## Stated task A:
Format the records as a JSON list of strings, one string per line and no blank lines, covering only the lines from the start of the records through the line that contains "white-queen[interactable]: ♛ [192, 402, 233, 448]".

━━━━━ Document excerpt

Bill Self knew it, too.

So the plan, regardless of what Self or anybody else said publicly, was never for the Jayhawks to get to the Final Four without Joel Embiid because that was always unlikely. The plan, rather, was to just get through the first two games of this NCAA Tournament without Embiid, somehow, and then be at full strength for the Sweet 16.

Stanford, of course, had other plans.

"The game was a struggle from the opening tip," Self said Sunday. And that basically summarizes things, doesn't it? The Jayhawks were terrible inside of the arc and outside of the arc, and they weren't good defensively, either.

The result?

A 60-57 loss in the Round of 32 to a Stanford team that finished 10-8 in the Pac-12, and, just like that, the Jayhawks' season is over -- as is the college career of Andrew Wiggins.

No, Wiggins did not make a formal statement about his future after the game or say much of anything, really; he's a quiet young man who was especially quiet in KU's locker room here at the Scottrade Center, obviously distraught over a performance during which he was neither aggressive nor sharp while going 1 of 6 from the field and finishing with four points. But it should be noted that Wiggins announced in the preseason that he would only spend one year in college, and there's no reason to think his plans have changed considering he's still the projected No. 1 overall pick of June's NBA Draft.

So Wiggins is gone.

And Embiid could be, too.

I talked with the the Cameroonian in the locker room, and he seemed just as upset as Wiggins. Two months ago, Embiid was so dominant for a stretch that the Jayhawks became a title favorite while the 7-footer replaced his teammate on most NBA big boards thanks to an array of post moves and a unique ability to alter shots. Now Embiid was sitting in a chair, head in hands, left to wonder forever what might've been if not for a stress fracture in his back that ended up sidelining him for the final six games of his freshman season.

━━━━━━━━━━

## Stated task B:
Rewrite the passage of the article on the Jayhawks' tournament loss from "A 60-57 loss" to "Wiggins is gone.", replacing "Round of 32" with "second round".

━━━━━ Extracted entries

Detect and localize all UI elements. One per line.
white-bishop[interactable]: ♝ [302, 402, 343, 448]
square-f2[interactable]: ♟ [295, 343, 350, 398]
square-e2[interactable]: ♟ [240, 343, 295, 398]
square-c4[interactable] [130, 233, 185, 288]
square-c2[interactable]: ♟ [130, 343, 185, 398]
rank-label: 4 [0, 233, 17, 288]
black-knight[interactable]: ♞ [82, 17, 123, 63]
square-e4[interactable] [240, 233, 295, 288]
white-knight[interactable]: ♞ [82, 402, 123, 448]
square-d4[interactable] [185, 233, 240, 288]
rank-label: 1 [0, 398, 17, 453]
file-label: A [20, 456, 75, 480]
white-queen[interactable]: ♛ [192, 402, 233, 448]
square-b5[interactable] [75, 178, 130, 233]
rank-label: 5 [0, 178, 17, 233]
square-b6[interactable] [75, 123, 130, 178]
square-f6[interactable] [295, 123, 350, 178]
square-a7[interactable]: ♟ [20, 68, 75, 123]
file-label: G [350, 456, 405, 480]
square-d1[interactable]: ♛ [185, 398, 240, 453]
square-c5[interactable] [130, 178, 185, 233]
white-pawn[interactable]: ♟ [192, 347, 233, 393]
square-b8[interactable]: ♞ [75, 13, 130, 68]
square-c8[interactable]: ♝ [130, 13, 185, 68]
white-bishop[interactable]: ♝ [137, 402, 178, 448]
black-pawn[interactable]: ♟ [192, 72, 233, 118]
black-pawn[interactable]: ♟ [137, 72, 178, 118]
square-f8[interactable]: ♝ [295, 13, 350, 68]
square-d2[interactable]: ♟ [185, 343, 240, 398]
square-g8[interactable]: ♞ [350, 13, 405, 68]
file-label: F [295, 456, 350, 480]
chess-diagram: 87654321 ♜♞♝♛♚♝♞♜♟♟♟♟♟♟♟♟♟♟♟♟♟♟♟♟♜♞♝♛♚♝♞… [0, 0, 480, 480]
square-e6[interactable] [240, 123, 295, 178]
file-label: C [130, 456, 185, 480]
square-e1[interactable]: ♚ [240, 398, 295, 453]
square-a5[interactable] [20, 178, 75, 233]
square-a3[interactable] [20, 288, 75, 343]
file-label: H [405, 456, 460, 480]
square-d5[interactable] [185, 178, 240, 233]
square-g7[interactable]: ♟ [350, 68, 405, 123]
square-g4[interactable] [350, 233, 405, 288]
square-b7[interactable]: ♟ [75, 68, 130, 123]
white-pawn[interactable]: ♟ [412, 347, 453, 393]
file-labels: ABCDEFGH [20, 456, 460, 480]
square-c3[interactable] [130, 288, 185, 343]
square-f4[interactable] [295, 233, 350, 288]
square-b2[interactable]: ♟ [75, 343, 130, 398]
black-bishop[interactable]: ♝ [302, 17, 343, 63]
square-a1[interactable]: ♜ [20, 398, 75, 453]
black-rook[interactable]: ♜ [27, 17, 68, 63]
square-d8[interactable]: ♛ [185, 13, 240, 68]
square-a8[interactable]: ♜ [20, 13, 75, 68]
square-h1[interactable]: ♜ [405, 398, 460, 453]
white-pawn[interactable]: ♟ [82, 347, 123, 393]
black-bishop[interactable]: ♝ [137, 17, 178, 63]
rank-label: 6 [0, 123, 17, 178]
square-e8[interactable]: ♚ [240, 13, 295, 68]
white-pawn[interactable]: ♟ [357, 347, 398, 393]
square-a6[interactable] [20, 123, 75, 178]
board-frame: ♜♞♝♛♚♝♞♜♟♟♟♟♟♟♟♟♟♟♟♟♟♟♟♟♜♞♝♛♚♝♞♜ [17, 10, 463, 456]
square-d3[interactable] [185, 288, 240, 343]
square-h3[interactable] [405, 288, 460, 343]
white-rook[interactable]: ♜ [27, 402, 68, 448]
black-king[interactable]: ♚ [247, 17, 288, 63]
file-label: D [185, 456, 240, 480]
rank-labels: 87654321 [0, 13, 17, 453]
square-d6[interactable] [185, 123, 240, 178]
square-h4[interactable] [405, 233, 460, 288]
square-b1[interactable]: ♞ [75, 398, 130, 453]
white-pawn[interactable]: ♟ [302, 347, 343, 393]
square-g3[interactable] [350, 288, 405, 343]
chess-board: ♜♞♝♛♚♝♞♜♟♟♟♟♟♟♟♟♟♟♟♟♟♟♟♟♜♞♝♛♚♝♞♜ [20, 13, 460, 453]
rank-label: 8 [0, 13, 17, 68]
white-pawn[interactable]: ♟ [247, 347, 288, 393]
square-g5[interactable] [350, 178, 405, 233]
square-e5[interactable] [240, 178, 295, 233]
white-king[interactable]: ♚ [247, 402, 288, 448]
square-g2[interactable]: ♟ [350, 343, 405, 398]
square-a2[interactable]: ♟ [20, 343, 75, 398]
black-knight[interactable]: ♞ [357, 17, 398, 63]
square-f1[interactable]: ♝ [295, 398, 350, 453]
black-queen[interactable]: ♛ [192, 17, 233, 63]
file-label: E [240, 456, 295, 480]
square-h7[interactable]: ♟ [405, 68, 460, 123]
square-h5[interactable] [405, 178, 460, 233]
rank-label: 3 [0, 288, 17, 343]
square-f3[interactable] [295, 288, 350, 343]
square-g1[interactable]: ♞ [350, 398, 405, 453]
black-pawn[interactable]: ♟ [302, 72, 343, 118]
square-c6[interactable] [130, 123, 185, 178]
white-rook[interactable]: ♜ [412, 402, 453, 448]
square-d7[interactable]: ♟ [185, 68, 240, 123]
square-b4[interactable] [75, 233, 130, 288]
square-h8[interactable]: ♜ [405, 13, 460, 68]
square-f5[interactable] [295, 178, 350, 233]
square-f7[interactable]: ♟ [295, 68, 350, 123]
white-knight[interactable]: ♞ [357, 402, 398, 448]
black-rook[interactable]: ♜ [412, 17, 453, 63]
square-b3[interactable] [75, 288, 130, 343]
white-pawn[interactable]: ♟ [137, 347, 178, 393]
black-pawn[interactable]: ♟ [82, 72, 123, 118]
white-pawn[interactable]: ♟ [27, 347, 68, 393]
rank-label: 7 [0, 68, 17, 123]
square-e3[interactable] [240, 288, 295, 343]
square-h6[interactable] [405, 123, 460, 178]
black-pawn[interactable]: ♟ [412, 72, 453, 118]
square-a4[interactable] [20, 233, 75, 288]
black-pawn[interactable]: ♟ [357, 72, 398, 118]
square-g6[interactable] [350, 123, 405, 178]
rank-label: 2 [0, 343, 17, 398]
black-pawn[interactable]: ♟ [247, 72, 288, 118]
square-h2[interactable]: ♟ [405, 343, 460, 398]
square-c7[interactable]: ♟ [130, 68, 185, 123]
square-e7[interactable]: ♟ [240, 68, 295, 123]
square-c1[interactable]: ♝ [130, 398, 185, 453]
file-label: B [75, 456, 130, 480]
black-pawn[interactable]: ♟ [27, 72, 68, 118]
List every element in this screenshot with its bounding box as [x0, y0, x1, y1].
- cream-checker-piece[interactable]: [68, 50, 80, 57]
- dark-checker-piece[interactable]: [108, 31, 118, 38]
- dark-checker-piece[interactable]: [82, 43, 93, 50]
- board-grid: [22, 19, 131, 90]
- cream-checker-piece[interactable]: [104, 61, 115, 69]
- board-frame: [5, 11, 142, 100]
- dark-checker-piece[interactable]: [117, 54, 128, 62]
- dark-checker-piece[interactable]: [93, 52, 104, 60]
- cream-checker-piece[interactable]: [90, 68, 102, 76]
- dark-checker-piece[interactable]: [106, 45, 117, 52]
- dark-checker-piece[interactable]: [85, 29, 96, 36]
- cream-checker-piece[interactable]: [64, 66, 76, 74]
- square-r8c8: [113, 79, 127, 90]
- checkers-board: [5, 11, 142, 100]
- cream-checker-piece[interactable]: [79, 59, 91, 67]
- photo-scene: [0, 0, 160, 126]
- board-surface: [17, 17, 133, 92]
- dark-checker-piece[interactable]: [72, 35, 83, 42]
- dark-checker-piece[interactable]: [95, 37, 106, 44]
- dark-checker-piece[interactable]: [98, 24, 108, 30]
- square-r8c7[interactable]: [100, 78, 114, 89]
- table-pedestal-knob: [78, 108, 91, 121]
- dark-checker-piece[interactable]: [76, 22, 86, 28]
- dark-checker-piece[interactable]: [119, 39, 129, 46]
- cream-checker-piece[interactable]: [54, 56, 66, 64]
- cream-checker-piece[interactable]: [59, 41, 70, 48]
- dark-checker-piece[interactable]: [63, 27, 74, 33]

━━━━━━━━━━

## Complete answer A:
[
  "Detect and localize all UI elements. One per line.",
  "white-bishop[interactable]: ♝ [302, 402, 343, 448]",
  "square-f2[interactable]: ♟ [295, 343, 350, 398]",
  "square-e2[interactable]: ♟ [240, 343, 295, 398]",
  "square-c4[interactable] [130, 233, 185, 288]",
  "square-c2[interactable]: ♟ [130, 343, 185, 398]",
  "rank-label: 4 [0, 233, 17, 288]",
  "black-knight[interactable]: ♞ [82, 17, 123, 63]",
  "square-e4[interactable] [240, 233, 295, 288]",
  "white-knight[interactable]: ♞ [82, 402, 123, 448]",
  "square-d4[interactable] [185, 233, 240, 288]",
  "rank-label: 1 [0, 398, 17, 453]",
  "file-label: A [20, 456, 75, 480]",
  "white-queen[interactable]: ♛ [192, 402, 233, 448]"
]

## Complete answer B:
A 60-57 loss in the second round to a Stanford team that finished 10-8 in the Pac-12, and, just like that, the Jayhawks' season is over -- as is the college career of Andrew Wiggins.

No, Wiggins did not make a formal statement about his future after the game or say much of anything, really; he's a quiet young man who was especially quiet in KU's locker room here at the Scottrade Center, obviously distraught over a performance during which he was neither aggressive nor sharp while going 1 of 6 from the field and finishing with four points. But it should be noted that Wiggins announced in the preseason that he would only spend one year in college, and there's no reason to think his plans have changed considering he's still the projected No. 1 overall pick of June's NBA Draft.

So Wiggins is gone.